- What is needed
Below is a block of records: output all of them exactly and leave out the pictures.

- Data to process
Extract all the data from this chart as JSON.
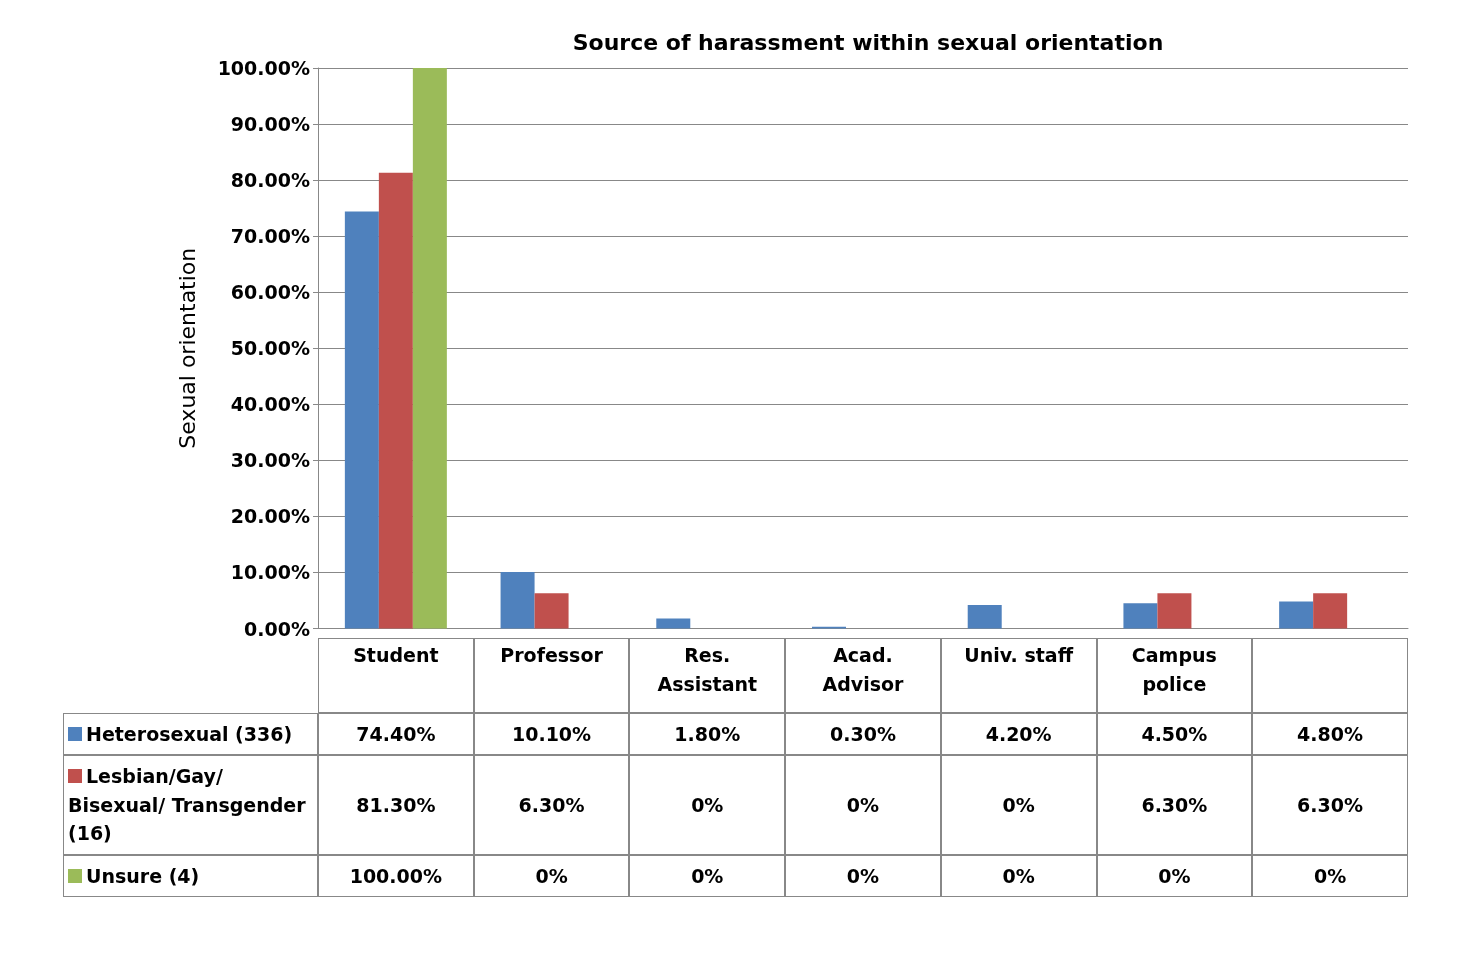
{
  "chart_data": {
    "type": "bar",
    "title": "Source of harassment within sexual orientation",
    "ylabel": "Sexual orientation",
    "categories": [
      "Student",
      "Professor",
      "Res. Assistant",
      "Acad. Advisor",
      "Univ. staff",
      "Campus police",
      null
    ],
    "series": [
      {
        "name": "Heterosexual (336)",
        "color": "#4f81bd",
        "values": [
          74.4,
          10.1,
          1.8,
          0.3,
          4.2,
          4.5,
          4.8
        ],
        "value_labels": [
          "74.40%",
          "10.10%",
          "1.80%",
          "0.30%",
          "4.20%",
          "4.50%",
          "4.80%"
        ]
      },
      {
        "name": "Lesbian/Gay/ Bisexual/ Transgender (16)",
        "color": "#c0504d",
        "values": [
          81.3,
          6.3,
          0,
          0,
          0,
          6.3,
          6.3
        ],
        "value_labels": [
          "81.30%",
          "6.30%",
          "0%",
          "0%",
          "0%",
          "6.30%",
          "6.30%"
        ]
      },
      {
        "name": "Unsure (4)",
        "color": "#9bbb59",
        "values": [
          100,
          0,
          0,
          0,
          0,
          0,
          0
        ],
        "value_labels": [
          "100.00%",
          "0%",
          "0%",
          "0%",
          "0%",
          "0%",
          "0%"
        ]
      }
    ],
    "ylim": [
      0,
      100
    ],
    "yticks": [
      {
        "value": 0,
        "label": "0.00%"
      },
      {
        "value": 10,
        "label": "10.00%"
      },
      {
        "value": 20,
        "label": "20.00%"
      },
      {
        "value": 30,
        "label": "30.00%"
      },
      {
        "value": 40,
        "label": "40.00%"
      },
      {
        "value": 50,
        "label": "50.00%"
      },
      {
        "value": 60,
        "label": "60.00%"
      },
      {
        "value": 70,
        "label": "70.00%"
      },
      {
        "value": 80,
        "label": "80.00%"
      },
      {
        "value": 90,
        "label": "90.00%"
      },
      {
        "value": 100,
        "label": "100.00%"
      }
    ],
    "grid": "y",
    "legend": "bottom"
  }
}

- The result
Extract all the data from this chart as JSON.
{
  "chart_data": {
    "type": "bar",
    "title": "Source of harassment within sexual orientation",
    "ylabel": "Sexual orientation",
    "categories": [
      "Student",
      "Professor",
      "Res. Assistant",
      "Acad. Advisor",
      "Univ. staff",
      "Campus police",
      null
    ],
    "series": [
      {
        "name": "Heterosexual (336)",
        "color": "#4f81bd",
        "values": [
          74.4,
          10.1,
          1.8,
          0.3,
          4.2,
          4.5,
          4.8
        ],
        "value_labels": [
          "74.40%",
          "10.10%",
          "1.80%",
          "0.30%",
          "4.20%",
          "4.50%",
          "4.80%"
        ]
      },
      {
        "name": "Lesbian/Gay/ Bisexual/ Transgender (16)",
        "color": "#c0504d",
        "values": [
          81.3,
          6.3,
          0,
          0,
          0,
          6.3,
          6.3
        ],
        "value_labels": [
          "81.30%",
          "6.30%",
          "0%",
          "0%",
          "0%",
          "6.30%",
          "6.30%"
        ]
      },
      {
        "name": "Unsure (4)",
        "color": "#9bbb59",
        "values": [
          100,
          0,
          0,
          0,
          0,
          0,
          0
        ],
        "value_labels": [
          "100.00%",
          "0%",
          "0%",
          "0%",
          "0%",
          "0%",
          "0%"
        ]
      }
    ],
    "ylim": [
      0,
      100
    ],
    "yticks": [
      {
        "value": 0,
        "label": "0.00%"
      },
      {
        "value": 10,
        "label": "10.00%"
      },
      {
        "value": 20,
        "label": "20.00%"
      },
      {
        "value": 30,
        "label": "30.00%"
      },
      {
        "value": 40,
        "label": "40.00%"
      },
      {
        "value": 50,
        "label": "50.00%"
      },
      {
        "value": 60,
        "label": "60.00%"
      },
      {
        "value": 70,
        "label": "70.00%"
      },
      {
        "value": 80,
        "label": "80.00%"
      },
      {
        "value": 90,
        "label": "90.00%"
      },
      {
        "value": 100,
        "label": "100.00%"
      }
    ],
    "grid": "y",
    "legend": "bottom"
  }
}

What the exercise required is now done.